Some records:
━━━━━━━━━━━━━━━━
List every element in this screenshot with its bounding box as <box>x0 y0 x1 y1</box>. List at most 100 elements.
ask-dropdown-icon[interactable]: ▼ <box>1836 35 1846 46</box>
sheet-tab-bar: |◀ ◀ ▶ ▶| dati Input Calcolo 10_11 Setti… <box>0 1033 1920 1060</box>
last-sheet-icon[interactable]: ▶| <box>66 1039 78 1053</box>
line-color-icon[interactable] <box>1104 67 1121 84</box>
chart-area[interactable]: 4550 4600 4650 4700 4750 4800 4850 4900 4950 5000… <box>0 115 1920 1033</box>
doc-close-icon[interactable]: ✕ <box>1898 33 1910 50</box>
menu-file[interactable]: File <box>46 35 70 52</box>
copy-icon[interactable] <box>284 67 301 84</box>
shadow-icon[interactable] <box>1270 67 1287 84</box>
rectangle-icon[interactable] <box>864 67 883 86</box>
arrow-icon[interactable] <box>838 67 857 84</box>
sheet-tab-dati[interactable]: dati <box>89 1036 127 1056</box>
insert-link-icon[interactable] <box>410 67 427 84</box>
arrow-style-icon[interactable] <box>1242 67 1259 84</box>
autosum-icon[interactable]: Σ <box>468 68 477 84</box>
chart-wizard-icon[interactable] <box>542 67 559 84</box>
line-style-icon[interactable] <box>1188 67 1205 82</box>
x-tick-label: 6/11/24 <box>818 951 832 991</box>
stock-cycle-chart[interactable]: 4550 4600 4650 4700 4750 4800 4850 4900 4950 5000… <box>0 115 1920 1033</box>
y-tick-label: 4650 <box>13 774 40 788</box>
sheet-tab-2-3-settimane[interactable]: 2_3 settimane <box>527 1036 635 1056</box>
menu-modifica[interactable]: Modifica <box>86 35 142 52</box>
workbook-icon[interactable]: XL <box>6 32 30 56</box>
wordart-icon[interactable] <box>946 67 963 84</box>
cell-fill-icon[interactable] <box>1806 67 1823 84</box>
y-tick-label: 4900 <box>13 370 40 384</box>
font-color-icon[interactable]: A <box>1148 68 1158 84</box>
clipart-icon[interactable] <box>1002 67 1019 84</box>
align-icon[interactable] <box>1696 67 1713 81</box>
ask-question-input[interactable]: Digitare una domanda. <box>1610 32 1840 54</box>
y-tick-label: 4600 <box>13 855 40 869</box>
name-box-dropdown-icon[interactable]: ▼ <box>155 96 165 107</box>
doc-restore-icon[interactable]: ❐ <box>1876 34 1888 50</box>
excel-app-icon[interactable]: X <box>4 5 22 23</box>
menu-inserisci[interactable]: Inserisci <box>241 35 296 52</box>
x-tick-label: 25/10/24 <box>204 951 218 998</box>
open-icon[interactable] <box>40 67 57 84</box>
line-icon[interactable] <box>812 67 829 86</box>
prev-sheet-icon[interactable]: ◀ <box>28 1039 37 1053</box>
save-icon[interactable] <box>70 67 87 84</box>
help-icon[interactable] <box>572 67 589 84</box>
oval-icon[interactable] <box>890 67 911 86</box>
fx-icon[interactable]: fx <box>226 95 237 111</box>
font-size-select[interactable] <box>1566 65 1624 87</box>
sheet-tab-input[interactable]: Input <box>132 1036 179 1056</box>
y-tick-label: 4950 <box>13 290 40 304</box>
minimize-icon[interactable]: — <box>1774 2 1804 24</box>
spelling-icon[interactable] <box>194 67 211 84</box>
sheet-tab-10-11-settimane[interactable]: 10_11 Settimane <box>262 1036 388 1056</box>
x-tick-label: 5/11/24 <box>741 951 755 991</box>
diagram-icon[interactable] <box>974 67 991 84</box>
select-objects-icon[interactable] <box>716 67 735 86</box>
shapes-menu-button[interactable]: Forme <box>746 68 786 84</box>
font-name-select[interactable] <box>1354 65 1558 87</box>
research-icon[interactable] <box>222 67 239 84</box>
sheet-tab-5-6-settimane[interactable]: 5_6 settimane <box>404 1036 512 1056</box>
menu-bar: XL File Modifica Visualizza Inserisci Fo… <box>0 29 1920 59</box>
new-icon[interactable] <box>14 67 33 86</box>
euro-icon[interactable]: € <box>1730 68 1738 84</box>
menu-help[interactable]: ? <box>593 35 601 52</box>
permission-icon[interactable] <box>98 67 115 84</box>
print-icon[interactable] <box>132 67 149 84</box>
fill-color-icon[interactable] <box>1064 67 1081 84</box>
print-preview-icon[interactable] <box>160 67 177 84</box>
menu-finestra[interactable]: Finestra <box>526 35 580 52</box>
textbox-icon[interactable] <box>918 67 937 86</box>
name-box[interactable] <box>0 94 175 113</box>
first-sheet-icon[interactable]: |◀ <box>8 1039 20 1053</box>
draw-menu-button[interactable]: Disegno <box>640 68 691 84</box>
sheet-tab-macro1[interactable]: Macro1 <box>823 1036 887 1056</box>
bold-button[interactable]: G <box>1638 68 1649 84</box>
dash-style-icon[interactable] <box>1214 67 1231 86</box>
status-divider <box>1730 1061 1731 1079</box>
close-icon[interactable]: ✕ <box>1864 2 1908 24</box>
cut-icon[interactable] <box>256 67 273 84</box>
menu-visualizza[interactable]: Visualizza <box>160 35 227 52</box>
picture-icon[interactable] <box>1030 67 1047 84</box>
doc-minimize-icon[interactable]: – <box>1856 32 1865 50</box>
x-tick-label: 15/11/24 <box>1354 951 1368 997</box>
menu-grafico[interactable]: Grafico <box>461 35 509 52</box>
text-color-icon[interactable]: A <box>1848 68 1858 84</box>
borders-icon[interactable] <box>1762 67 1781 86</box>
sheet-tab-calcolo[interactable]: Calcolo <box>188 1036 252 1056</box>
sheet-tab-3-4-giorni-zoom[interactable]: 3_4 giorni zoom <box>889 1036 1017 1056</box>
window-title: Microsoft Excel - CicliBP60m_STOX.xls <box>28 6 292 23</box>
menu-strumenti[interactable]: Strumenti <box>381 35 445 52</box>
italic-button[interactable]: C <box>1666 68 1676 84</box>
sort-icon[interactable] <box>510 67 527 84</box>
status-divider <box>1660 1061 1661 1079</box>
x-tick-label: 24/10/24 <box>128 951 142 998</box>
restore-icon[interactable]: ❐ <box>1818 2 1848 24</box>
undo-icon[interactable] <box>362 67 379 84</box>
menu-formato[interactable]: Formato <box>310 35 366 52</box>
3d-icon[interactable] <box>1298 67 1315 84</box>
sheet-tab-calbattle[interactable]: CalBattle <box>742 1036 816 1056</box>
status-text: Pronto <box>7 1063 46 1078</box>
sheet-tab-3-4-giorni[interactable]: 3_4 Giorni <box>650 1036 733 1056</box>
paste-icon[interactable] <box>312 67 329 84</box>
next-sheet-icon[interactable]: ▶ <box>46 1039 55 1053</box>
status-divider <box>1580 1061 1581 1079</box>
━━━━━━━━━━━━━━━━
WHAT YOU HAVE TO DO:
Copy every line of the records above without any changes.

SOLUTION TO THE PROBLEM:
List every element in this screenshot with its bounding box as <box>x0 y0 x1 y1</box>. List at most 100 elements.
ask-dropdown-icon[interactable]: ▼ <box>1836 35 1846 46</box>
sheet-tab-bar: |◀ ◀ ▶ ▶| dati Input Calcolo 10_11 Setti… <box>0 1033 1920 1060</box>
last-sheet-icon[interactable]: ▶| <box>66 1039 78 1053</box>
line-color-icon[interactable] <box>1104 67 1121 84</box>
chart-area[interactable]: 4550 4600 4650 4700 4750 4800 4850 4900 4950 5000… <box>0 115 1920 1033</box>
doc-close-icon[interactable]: ✕ <box>1898 33 1910 50</box>
menu-file[interactable]: File <box>46 35 70 52</box>
copy-icon[interactable] <box>284 67 301 84</box>
shadow-icon[interactable] <box>1270 67 1287 84</box>
rectangle-icon[interactable] <box>864 67 883 86</box>
arrow-icon[interactable] <box>838 67 857 84</box>
sheet-tab-dati[interactable]: dati <box>89 1036 127 1056</box>
insert-link-icon[interactable] <box>410 67 427 84</box>
arrow-style-icon[interactable] <box>1242 67 1259 84</box>
autosum-icon[interactable]: Σ <box>468 68 477 84</box>
chart-wizard-icon[interactable] <box>542 67 559 84</box>
line-style-icon[interactable] <box>1188 67 1205 82</box>
x-tick-label: 6/11/24 <box>818 951 832 991</box>
stock-cycle-chart[interactable]: 4550 4600 4650 4700 4750 4800 4850 4900 4950 5000… <box>0 115 1920 1033</box>
y-tick-label: 4650 <box>13 774 40 788</box>
sheet-tab-2-3-settimane[interactable]: 2_3 settimane <box>527 1036 635 1056</box>
menu-modifica[interactable]: Modifica <box>86 35 142 52</box>
workbook-icon[interactable]: XL <box>6 32 30 56</box>
wordart-icon[interactable] <box>946 67 963 84</box>
cell-fill-icon[interactable] <box>1806 67 1823 84</box>
y-tick-label: 4900 <box>13 370 40 384</box>
font-color-icon[interactable]: A <box>1148 68 1158 84</box>
clipart-icon[interactable] <box>1002 67 1019 84</box>
align-icon[interactable] <box>1696 67 1713 81</box>
ask-question-input[interactable]: Digitare una domanda. <box>1610 32 1840 54</box>
y-tick-label: 4600 <box>13 855 40 869</box>
name-box-dropdown-icon[interactable]: ▼ <box>155 96 165 107</box>
doc-restore-icon[interactable]: ❐ <box>1876 34 1888 50</box>
excel-app-icon[interactable]: X <box>4 5 22 23</box>
menu-inserisci[interactable]: Inserisci <box>241 35 296 52</box>
x-tick-label: 25/10/24 <box>204 951 218 998</box>
open-icon[interactable] <box>40 67 57 84</box>
line-icon[interactable] <box>812 67 829 86</box>
prev-sheet-icon[interactable]: ◀ <box>28 1039 37 1053</box>
save-icon[interactable] <box>70 67 87 84</box>
help-icon[interactable] <box>572 67 589 84</box>
oval-icon[interactable] <box>890 67 911 86</box>
fx-icon[interactable]: fx <box>226 95 237 111</box>
font-size-select[interactable] <box>1566 65 1624 87</box>
sheet-tab-input[interactable]: Input <box>132 1036 179 1056</box>
y-tick-label: 4950 <box>13 290 40 304</box>
minimize-icon[interactable]: — <box>1774 2 1804 24</box>
spelling-icon[interactable] <box>194 67 211 84</box>
sheet-tab-10-11-settimane[interactable]: 10_11 Settimane <box>262 1036 388 1056</box>
x-tick-label: 5/11/24 <box>741 951 755 991</box>
diagram-icon[interactable] <box>974 67 991 84</box>
select-objects-icon[interactable] <box>716 67 735 86</box>
shapes-menu-button[interactable]: Forme <box>746 68 786 84</box>
font-name-select[interactable] <box>1354 65 1558 87</box>
research-icon[interactable] <box>222 67 239 84</box>
sheet-tab-5-6-settimane[interactable]: 5_6 settimane <box>404 1036 512 1056</box>
menu-bar: XL File Modifica Visualizza Inserisci Fo… <box>0 29 1920 59</box>
new-icon[interactable] <box>14 67 33 86</box>
euro-icon[interactable]: € <box>1730 68 1738 84</box>
menu-help[interactable]: ? <box>593 35 601 52</box>
permission-icon[interactable] <box>98 67 115 84</box>
print-icon[interactable] <box>132 67 149 84</box>
fill-color-icon[interactable] <box>1064 67 1081 84</box>
print-preview-icon[interactable] <box>160 67 177 84</box>
menu-finestra[interactable]: Finestra <box>526 35 580 52</box>
textbox-icon[interactable] <box>918 67 937 86</box>
name-box[interactable] <box>0 94 175 113</box>
first-sheet-icon[interactable]: |◀ <box>8 1039 20 1053</box>
draw-menu-button[interactable]: Disegno <box>640 68 691 84</box>
sheet-tab-macro1[interactable]: Macro1 <box>823 1036 887 1056</box>
bold-button[interactable]: G <box>1638 68 1649 84</box>
dash-style-icon[interactable] <box>1214 67 1231 86</box>
status-divider <box>1730 1061 1731 1079</box>
close-icon[interactable]: ✕ <box>1864 2 1908 24</box>
cut-icon[interactable] <box>256 67 273 84</box>
menu-visualizza[interactable]: Visualizza <box>160 35 227 52</box>
picture-icon[interactable] <box>1030 67 1047 84</box>
doc-minimize-icon[interactable]: – <box>1856 32 1865 50</box>
x-tick-label: 15/11/24 <box>1354 951 1368 997</box>
menu-grafico[interactable]: Grafico <box>461 35 509 52</box>
text-color-icon[interactable]: A <box>1848 68 1858 84</box>
borders-icon[interactable] <box>1762 67 1781 86</box>
sheet-tab-calcolo[interactable]: Calcolo <box>188 1036 252 1056</box>
sheet-tab-3-4-giorni-zoom[interactable]: 3_4 giorni zoom <box>889 1036 1017 1056</box>
window-title: Microsoft Excel - CicliBP60m_STOX.xls <box>28 6 292 23</box>
menu-strumenti[interactable]: Strumenti <box>381 35 445 52</box>
italic-button[interactable]: C <box>1666 68 1676 84</box>
sort-icon[interactable] <box>510 67 527 84</box>
status-divider <box>1660 1061 1661 1079</box>
x-tick-label: 24/10/24 <box>128 951 142 998</box>
restore-icon[interactable]: ❐ <box>1818 2 1848 24</box>
undo-icon[interactable] <box>362 67 379 84</box>
menu-formato[interactable]: Formato <box>310 35 366 52</box>
3d-icon[interactable] <box>1298 67 1315 84</box>
sheet-tab-calbattle[interactable]: CalBattle <box>742 1036 816 1056</box>
status-text: Pronto <box>7 1063 46 1078</box>
sheet-tab-3-4-giorni[interactable]: 3_4 Giorni <box>650 1036 733 1056</box>
paste-icon[interactable] <box>312 67 329 84</box>
next-sheet-icon[interactable]: ▶ <box>46 1039 55 1053</box>
status-divider <box>1580 1061 1581 1079</box>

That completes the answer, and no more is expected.